(Records from a data collection)
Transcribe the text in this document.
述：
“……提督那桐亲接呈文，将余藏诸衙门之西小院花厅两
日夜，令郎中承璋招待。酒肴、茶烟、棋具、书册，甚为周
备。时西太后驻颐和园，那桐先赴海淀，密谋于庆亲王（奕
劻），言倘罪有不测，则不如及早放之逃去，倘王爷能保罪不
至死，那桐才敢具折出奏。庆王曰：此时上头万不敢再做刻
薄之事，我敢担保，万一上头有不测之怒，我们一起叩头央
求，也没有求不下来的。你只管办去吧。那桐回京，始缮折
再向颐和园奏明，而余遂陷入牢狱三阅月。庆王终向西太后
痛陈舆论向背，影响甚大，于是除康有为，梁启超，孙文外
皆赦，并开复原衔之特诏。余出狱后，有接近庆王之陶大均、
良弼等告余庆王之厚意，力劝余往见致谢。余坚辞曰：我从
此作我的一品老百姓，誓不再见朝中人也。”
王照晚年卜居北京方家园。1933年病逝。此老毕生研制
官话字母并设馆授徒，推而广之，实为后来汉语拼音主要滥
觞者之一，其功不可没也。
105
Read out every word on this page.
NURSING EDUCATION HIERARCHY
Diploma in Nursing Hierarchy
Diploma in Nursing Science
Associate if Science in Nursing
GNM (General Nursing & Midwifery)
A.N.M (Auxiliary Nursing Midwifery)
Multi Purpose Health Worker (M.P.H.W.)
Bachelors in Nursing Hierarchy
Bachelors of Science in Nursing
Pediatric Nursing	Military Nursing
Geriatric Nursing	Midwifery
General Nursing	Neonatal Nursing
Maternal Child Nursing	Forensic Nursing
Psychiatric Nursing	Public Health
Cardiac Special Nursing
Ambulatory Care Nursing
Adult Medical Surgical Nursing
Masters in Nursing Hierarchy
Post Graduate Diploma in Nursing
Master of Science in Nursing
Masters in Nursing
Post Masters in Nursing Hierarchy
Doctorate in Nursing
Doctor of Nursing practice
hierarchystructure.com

* **Directive**
Output the lines above verbatim and in full.

* **The output**
Transcribe the text in this document.
述：
“……提督那桐亲接呈文，将余藏诸衙门之西小院花厅两
日夜，令郎中承璋招待。酒肴、茶烟、棋具、书册，甚为周
备。时西太后驻颐和园，那桐先赴海淀，密谋于庆亲王（奕
劻），言倘罪有不测，则不如及早放之逃去，倘王爷能保罪不
至死，那桐才敢具折出奏。庆王曰：此时上头万不敢再做刻
薄之事，我敢担保，万一上头有不测之怒，我们一起叩头央
求，也没有求不下来的。你只管办去吧。那桐回京，始缮折
再向颐和园奏明，而余遂陷入牢狱三阅月。庆王终向西太后
痛陈舆论向背，影响甚大，于是除康有为，梁启超，孙文外
皆赦，并开复原衔之特诏。余出狱后，有接近庆王之陶大均、
良弼等告余庆王之厚意，力劝余往见致谢。余坚辞曰：我从
此作我的一品老百姓，誓不再见朝中人也。”
王照晚年卜居北京方家园。1933年病逝。此老毕生研制
官话字母并设馆授徒，推而广之，实为后来汉语拼音主要滥
觞者之一，其功不可没也。
105
Read out every word on this page.
NURSING EDUCATION HIERARCHY
Diploma in Nursing Hierarchy
Diploma in Nursing Science
Associate if Science in Nursing
GNM (General Nursing & Midwifery)
A.N.M (Auxiliary Nursing Midwifery)
Multi Purpose Health Worker (M.P.H.W.)
Bachelors in Nursing Hierarchy
Bachelors of Science in Nursing
Pediatric Nursing	Military Nursing
Geriatric Nursing	Midwifery
General Nursing	Neonatal Nursing
Maternal Child Nursing	Forensic Nursing
Psychiatric Nursing	Public Health
Cardiac Special Nursing
Ambulatory Care Nursing
Adult Medical Surgical Nursing
Masters in Nursing Hierarchy
Post Graduate Diploma in Nursing
Master of Science in Nursing
Masters in Nursing
Post Masters in Nursing Hierarchy
Doctorate in Nursing
Doctor of Nursing practice
hierarchystructure.com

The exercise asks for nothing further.